EXERCISE INSTRUCTIONS> What follows is a listing; give it again exactly, in its entirety.

LISTED ENTRIES>
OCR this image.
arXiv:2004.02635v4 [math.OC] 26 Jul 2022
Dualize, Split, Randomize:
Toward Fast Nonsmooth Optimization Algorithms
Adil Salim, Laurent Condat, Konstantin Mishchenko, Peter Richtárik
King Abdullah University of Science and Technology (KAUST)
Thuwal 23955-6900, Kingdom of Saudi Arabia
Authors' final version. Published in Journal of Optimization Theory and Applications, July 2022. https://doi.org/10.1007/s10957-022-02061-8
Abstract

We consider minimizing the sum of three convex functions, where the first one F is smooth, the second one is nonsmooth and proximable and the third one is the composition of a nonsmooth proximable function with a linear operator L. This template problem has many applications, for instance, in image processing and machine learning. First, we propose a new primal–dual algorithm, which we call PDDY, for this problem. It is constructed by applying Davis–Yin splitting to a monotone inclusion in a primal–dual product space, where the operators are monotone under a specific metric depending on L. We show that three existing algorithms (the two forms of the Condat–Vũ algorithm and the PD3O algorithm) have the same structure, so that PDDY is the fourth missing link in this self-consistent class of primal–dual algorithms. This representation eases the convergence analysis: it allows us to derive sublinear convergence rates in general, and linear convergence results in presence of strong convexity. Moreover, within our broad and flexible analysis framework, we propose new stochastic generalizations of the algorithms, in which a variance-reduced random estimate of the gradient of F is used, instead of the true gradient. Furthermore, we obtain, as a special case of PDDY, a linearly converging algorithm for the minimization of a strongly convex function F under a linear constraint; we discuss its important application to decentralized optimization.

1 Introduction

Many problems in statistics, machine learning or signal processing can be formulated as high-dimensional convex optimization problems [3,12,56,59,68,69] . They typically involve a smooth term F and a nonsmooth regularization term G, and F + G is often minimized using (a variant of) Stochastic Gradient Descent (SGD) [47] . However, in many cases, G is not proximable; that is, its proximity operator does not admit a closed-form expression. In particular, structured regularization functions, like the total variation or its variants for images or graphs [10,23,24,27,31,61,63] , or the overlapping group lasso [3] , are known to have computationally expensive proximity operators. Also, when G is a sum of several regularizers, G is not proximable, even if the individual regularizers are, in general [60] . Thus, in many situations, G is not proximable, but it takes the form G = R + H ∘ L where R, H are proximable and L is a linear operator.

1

COMPLETE OUTPUT>
OCR this image.
arXiv:2004.02635v4 [math.OC] 26 Jul 2022
Dualize, Split, Randomize:
Toward Fast Nonsmooth Optimization Algorithms
Adil Salim, Laurent Condat, Konstantin Mishchenko, Peter Richtárik
King Abdullah University of Science and Technology (KAUST)
Thuwal 23955-6900, Kingdom of Saudi Arabia
Authors' final version. Published in Journal of Optimization Theory and Applications, July 2022. https://doi.org/10.1007/s10957-022-02061-8
Abstract

We consider minimizing the sum of three convex functions, where the first one F is smooth, the second one is nonsmooth and proximable and the third one is the composition of a nonsmooth proximable function with a linear operator L. This template problem has many applications, for instance, in image processing and machine learning. First, we propose a new primal–dual algorithm, which we call PDDY, for this problem. It is constructed by applying Davis–Yin splitting to a monotone inclusion in a primal–dual product space, where the operators are monotone under a specific metric depending on L. We show that three existing algorithms (the two forms of the Condat–Vũ algorithm and the PD3O algorithm) have the same structure, so that PDDY is the fourth missing link in this self-consistent class of primal–dual algorithms. This representation eases the convergence analysis: it allows us to derive sublinear convergence rates in general, and linear convergence results in presence of strong convexity. Moreover, within our broad and flexible analysis framework, we propose new stochastic generalizations of the algorithms, in which a variance-reduced random estimate of the gradient of F is used, instead of the true gradient. Furthermore, we obtain, as a special case of PDDY, a linearly converging algorithm for the minimization of a strongly convex function F under a linear constraint; we discuss its important application to decentralized optimization.

1 Introduction

Many problems in statistics, machine learning or signal processing can be formulated as high-dimensional convex optimization problems [3,12,56,59,68,69] . They typically involve a smooth term F and a nonsmooth regularization term G, and F + G is often minimized using (a variant of) Stochastic Gradient Descent (SGD) [47] . However, in many cases, G is not proximable; that is, its proximity operator does not admit a closed-form expression. In particular, structured regularization functions, like the total variation or its variants for images or graphs [10,23,24,27,31,61,63] , or the overlapping group lasso [3] , are known to have computationally expensive proximity operators. Also, when G is a sum of several regularizers, G is not proximable, even if the individual regularizers are, in general [60] . Thus, in many situations, G is not proximable, but it takes the form G = R + H ∘ L where R, H are proximable and L is a linear operator.

1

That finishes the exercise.